Extracted data entries:
◆ ◆ ◆ ◆ ◆
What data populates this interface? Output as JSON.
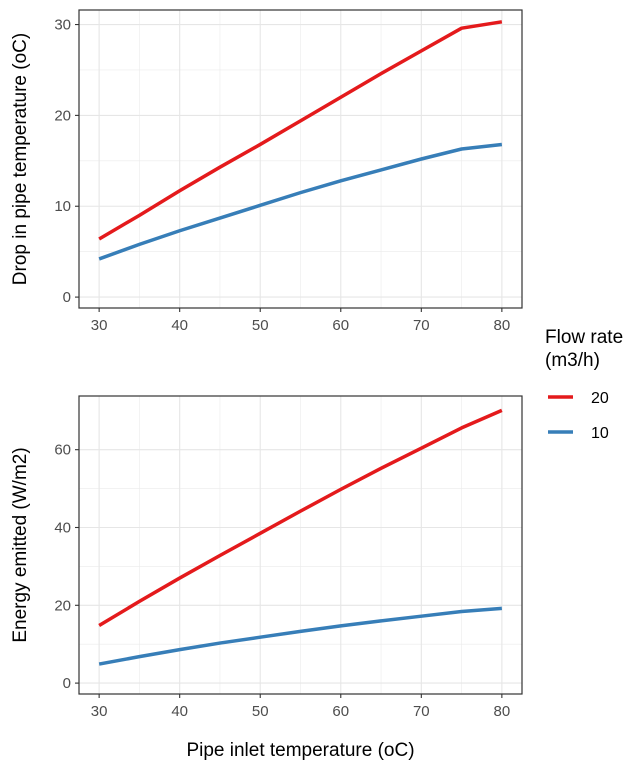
{
  "chart_data": [
    {
      "type": "line",
      "title": "",
      "xlabel": "",
      "ylabel": "Drop in pipe temperature (oC)",
      "xlim": [
        27.5,
        82.5
      ],
      "ylim": [
        -1.2,
        31.6
      ],
      "xticks": [
        30,
        40,
        50,
        60,
        70,
        80
      ],
      "yticks": [
        0,
        10,
        20,
        30
      ],
      "grid": true,
      "series": [
        {
          "name": "20",
          "color": "#e41a1c",
          "x": [
            30,
            35,
            40,
            45,
            50,
            55,
            60,
            65,
            70,
            75,
            80
          ],
          "y": [
            6.4,
            9.0,
            11.7,
            14.3,
            16.8,
            19.4,
            22.0,
            24.6,
            27.1,
            29.6,
            30.3
          ]
        },
        {
          "name": "10",
          "color": "#377eb8",
          "x": [
            30,
            35,
            40,
            45,
            50,
            55,
            60,
            65,
            70,
            75,
            80
          ],
          "y": [
            4.2,
            5.8,
            7.3,
            8.7,
            10.1,
            11.5,
            12.8,
            14.0,
            15.2,
            16.3,
            16.8
          ]
        }
      ]
    },
    {
      "type": "line",
      "title": "",
      "xlabel": "Pipe inlet temperature (oC)",
      "ylabel": "Energy emitted (W/m2)",
      "xlim": [
        27.5,
        82.5
      ],
      "ylim": [
        -2.8,
        73.8
      ],
      "xticks": [
        30,
        40,
        50,
        60,
        70,
        80
      ],
      "yticks": [
        0,
        20,
        40,
        60
      ],
      "grid": true,
      "series": [
        {
          "name": "20",
          "color": "#e41a1c",
          "x": [
            30,
            35,
            40,
            45,
            50,
            55,
            60,
            65,
            70,
            75,
            80
          ],
          "y": [
            14.8,
            21.0,
            27.0,
            32.8,
            38.5,
            44.2,
            49.8,
            55.2,
            60.4,
            65.6,
            70.1
          ]
        },
        {
          "name": "10",
          "color": "#377eb8",
          "x": [
            30,
            35,
            40,
            45,
            50,
            55,
            60,
            65,
            70,
            75,
            80
          ],
          "y": [
            4.9,
            6.8,
            8.6,
            10.3,
            11.8,
            13.3,
            14.7,
            16.0,
            17.2,
            18.4,
            19.2
          ]
        }
      ]
    }
  ],
  "legend": {
    "title_lines": [
      "Flow rate",
      "(m3/h)"
    ],
    "placement": "right",
    "items": [
      {
        "label": "20",
        "color": "#e41a1c"
      },
      {
        "label": "10",
        "color": "#377eb8"
      }
    ]
  }
}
◆ ◆ ◆ ◆ ◆
● **WHAT YOU SHOULD DO**
Output all of the entries verbatim, leaving out any images.

● **PROBLEM SOLUTION**
What data populates this interface? Output as JSON.
{
  "chart_data": [
    {
      "type": "line",
      "title": "",
      "xlabel": "",
      "ylabel": "Drop in pipe temperature (oC)",
      "xlim": [
        27.5,
        82.5
      ],
      "ylim": [
        -1.2,
        31.6
      ],
      "xticks": [
        30,
        40,
        50,
        60,
        70,
        80
      ],
      "yticks": [
        0,
        10,
        20,
        30
      ],
      "grid": true,
      "series": [
        {
          "name": "20",
          "color": "#e41a1c",
          "x": [
            30,
            35,
            40,
            45,
            50,
            55,
            60,
            65,
            70,
            75,
            80
          ],
          "y": [
            6.4,
            9.0,
            11.7,
            14.3,
            16.8,
            19.4,
            22.0,
            24.6,
            27.1,
            29.6,
            30.3
          ]
        },
        {
          "name": "10",
          "color": "#377eb8",
          "x": [
            30,
            35,
            40,
            45,
            50,
            55,
            60,
            65,
            70,
            75,
            80
          ],
          "y": [
            4.2,
            5.8,
            7.3,
            8.7,
            10.1,
            11.5,
            12.8,
            14.0,
            15.2,
            16.3,
            16.8
          ]
        }
      ]
    },
    {
      "type": "line",
      "title": "",
      "xlabel": "Pipe inlet temperature (oC)",
      "ylabel": "Energy emitted (W/m2)",
      "xlim": [
        27.5,
        82.5
      ],
      "ylim": [
        -2.8,
        73.8
      ],
      "xticks": [
        30,
        40,
        50,
        60,
        70,
        80
      ],
      "yticks": [
        0,
        20,
        40,
        60
      ],
      "grid": true,
      "series": [
        {
          "name": "20",
          "color": "#e41a1c",
          "x": [
            30,
            35,
            40,
            45,
            50,
            55,
            60,
            65,
            70,
            75,
            80
          ],
          "y": [
            14.8,
            21.0,
            27.0,
            32.8,
            38.5,
            44.2,
            49.8,
            55.2,
            60.4,
            65.6,
            70.1
          ]
        },
        {
          "name": "10",
          "color": "#377eb8",
          "x": [
            30,
            35,
            40,
            45,
            50,
            55,
            60,
            65,
            70,
            75,
            80
          ],
          "y": [
            4.9,
            6.8,
            8.6,
            10.3,
            11.8,
            13.3,
            14.7,
            16.0,
            17.2,
            18.4,
            19.2
          ]
        }
      ]
    }
  ],
  "legend": {
    "title_lines": [
      "Flow rate",
      "(m3/h)"
    ],
    "placement": "right",
    "items": [
      {
        "label": "20",
        "color": "#e41a1c"
      },
      {
        "label": "10",
        "color": "#377eb8"
      }
    ]
  }
}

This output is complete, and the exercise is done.